-- start SUPPLIED DATA --
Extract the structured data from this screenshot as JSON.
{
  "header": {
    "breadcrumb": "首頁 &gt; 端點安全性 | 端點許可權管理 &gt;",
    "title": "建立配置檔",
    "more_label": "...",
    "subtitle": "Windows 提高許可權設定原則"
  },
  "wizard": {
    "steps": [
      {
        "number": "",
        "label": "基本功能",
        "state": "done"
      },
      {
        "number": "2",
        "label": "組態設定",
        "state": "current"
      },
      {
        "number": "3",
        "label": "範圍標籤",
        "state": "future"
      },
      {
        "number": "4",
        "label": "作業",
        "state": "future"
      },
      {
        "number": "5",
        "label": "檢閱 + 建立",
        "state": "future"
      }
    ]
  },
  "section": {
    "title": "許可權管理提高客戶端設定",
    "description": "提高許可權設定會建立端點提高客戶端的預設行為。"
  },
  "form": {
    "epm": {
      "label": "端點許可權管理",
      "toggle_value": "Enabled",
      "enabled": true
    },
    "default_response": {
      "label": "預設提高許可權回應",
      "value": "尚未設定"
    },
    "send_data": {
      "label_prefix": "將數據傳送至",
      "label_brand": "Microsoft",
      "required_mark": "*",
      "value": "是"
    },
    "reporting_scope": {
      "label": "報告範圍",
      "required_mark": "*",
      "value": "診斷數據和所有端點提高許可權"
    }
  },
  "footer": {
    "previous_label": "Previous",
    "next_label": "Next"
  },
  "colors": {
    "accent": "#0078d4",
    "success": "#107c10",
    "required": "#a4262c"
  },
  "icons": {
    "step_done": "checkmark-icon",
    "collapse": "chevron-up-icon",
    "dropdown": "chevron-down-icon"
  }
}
-- end SUPPLIED DATA --
Track down every line of the material containing the string "chevron", and copy it.

> CORRECT RESPONSE:
    "collapse": "chevron-up-icon",
    "dropdown": "chevron-down-icon"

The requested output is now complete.